Task details >> Look through the material below for "coordinate". Copy every line that contains it.

* begin Input *

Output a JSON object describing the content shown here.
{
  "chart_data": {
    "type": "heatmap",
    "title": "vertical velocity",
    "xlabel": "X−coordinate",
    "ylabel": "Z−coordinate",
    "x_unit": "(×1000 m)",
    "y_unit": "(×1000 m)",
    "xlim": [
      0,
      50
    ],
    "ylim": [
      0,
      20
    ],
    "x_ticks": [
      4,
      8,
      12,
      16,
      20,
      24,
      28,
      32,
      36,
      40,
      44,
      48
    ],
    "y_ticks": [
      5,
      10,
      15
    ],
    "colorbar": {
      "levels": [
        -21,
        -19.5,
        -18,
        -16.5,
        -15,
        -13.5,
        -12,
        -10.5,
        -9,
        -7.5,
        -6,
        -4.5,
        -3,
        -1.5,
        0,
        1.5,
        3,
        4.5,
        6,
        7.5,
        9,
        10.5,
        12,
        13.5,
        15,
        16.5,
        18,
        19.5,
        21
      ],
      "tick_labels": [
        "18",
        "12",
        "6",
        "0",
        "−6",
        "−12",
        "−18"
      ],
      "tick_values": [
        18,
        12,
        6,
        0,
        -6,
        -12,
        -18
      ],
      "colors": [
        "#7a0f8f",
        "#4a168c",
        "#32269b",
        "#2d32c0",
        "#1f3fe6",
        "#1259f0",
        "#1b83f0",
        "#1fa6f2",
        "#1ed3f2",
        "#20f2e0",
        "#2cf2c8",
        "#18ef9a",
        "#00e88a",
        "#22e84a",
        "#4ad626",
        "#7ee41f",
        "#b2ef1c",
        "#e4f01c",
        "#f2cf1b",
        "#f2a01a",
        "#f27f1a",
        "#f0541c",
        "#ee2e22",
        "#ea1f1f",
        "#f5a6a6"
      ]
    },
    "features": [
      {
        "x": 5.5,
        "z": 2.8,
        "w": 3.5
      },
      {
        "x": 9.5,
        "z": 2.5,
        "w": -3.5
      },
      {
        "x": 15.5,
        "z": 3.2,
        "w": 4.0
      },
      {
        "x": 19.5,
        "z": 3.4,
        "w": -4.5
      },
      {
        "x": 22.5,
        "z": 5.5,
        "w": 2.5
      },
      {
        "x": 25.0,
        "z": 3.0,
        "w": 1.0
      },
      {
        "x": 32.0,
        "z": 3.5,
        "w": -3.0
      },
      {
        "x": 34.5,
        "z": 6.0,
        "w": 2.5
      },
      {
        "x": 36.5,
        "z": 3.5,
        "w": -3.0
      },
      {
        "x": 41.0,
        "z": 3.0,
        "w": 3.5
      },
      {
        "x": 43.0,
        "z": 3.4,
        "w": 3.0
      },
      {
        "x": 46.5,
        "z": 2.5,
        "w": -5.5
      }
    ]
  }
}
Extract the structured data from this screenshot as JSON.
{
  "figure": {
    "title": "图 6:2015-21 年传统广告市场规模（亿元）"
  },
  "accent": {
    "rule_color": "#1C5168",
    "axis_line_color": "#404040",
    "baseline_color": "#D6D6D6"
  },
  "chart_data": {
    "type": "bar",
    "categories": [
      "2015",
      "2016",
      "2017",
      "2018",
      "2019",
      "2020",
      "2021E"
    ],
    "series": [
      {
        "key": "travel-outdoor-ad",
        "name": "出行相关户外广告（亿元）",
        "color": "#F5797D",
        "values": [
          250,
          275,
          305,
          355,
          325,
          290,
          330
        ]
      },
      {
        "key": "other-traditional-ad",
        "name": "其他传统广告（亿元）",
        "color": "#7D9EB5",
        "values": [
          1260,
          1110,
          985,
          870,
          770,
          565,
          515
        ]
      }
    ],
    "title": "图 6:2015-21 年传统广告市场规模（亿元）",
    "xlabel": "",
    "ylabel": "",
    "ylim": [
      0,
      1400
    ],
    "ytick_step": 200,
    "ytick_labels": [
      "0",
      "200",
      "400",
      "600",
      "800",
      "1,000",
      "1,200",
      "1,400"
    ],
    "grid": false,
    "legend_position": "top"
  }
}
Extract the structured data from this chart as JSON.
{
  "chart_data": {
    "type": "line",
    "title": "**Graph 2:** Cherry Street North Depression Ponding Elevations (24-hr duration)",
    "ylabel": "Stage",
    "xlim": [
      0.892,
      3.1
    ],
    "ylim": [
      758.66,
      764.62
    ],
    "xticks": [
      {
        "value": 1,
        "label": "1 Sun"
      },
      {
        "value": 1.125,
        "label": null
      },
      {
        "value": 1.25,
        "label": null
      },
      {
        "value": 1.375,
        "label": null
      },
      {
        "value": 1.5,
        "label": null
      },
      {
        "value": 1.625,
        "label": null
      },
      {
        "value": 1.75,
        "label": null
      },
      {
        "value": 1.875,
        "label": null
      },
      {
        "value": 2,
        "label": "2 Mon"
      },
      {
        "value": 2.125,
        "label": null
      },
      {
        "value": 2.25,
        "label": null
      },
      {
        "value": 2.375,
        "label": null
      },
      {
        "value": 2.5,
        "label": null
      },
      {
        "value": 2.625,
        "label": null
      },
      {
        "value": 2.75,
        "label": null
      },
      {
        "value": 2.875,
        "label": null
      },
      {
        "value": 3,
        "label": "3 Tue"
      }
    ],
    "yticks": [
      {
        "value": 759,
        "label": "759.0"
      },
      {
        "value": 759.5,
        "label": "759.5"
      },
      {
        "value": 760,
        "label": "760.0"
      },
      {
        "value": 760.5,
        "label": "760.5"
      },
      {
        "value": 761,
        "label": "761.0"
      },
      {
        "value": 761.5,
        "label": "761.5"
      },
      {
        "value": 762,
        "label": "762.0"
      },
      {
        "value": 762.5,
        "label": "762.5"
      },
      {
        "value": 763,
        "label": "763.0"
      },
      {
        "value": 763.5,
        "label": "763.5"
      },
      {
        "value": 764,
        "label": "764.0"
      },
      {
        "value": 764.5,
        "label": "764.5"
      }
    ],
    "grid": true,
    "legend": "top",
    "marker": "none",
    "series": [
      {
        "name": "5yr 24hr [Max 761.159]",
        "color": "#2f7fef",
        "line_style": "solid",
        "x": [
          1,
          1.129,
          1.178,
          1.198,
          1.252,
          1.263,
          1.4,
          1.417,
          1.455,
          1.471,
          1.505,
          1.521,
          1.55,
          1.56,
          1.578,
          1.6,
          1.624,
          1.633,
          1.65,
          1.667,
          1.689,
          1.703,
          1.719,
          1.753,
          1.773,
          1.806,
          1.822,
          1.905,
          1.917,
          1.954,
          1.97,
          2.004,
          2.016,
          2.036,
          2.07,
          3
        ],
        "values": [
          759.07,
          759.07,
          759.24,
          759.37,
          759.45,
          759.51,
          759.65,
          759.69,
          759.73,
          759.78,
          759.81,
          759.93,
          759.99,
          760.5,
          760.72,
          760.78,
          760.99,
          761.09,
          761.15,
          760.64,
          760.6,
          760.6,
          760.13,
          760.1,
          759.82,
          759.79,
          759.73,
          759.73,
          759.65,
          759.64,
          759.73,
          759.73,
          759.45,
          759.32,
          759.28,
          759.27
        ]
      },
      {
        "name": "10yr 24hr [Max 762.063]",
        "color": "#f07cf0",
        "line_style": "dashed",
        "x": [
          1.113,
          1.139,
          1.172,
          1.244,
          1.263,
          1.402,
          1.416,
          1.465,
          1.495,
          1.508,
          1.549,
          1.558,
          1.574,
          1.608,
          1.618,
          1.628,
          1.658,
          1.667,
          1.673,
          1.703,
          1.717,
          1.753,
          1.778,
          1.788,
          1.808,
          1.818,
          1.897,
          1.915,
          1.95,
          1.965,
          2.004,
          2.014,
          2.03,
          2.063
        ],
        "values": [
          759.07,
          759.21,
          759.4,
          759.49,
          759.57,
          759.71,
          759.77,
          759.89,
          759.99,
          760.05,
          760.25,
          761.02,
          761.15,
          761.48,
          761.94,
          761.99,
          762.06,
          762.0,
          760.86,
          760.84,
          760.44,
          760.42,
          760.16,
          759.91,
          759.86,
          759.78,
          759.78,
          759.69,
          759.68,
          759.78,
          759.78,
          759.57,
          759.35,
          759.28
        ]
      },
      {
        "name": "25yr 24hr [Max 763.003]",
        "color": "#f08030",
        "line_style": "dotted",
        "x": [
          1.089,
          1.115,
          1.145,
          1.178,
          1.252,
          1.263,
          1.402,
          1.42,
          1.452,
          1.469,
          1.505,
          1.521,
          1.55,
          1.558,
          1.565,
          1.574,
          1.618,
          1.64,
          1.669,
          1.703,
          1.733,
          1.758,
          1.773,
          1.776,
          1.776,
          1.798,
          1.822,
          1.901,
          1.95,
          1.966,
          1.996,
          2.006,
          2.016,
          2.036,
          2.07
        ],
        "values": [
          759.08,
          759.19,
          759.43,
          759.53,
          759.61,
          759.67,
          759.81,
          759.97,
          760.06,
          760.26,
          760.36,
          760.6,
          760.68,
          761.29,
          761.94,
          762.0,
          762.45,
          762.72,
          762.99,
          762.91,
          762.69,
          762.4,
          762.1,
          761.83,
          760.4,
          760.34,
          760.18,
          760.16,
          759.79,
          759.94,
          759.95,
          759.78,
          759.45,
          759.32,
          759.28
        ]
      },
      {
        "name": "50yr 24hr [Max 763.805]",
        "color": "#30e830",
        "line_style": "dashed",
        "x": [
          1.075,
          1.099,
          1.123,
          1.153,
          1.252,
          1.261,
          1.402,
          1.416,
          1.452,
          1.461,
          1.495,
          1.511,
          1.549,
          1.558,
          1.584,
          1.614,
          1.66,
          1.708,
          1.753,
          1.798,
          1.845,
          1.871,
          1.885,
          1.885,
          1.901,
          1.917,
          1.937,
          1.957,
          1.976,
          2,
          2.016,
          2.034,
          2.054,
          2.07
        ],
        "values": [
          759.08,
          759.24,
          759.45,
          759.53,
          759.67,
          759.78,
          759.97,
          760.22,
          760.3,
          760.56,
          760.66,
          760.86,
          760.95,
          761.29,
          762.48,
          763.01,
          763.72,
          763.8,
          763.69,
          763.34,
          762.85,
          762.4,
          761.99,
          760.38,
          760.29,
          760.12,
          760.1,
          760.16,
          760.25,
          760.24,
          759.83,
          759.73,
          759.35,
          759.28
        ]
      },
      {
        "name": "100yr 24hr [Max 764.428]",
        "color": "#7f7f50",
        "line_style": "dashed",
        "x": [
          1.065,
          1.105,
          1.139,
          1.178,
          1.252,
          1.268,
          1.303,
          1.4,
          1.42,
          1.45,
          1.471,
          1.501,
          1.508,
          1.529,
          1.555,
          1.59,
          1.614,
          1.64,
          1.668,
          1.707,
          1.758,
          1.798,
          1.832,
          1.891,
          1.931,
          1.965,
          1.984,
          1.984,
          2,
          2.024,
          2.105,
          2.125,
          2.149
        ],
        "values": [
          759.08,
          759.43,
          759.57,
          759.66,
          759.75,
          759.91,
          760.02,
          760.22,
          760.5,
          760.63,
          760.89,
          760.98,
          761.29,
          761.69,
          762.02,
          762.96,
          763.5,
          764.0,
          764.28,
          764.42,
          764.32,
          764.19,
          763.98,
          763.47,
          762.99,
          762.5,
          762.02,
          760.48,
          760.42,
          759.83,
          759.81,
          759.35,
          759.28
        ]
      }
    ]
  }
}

* end Input *

The completed task >>
    "xlabel": "X−coordinate",
    "ylabel": "Z−coordinate",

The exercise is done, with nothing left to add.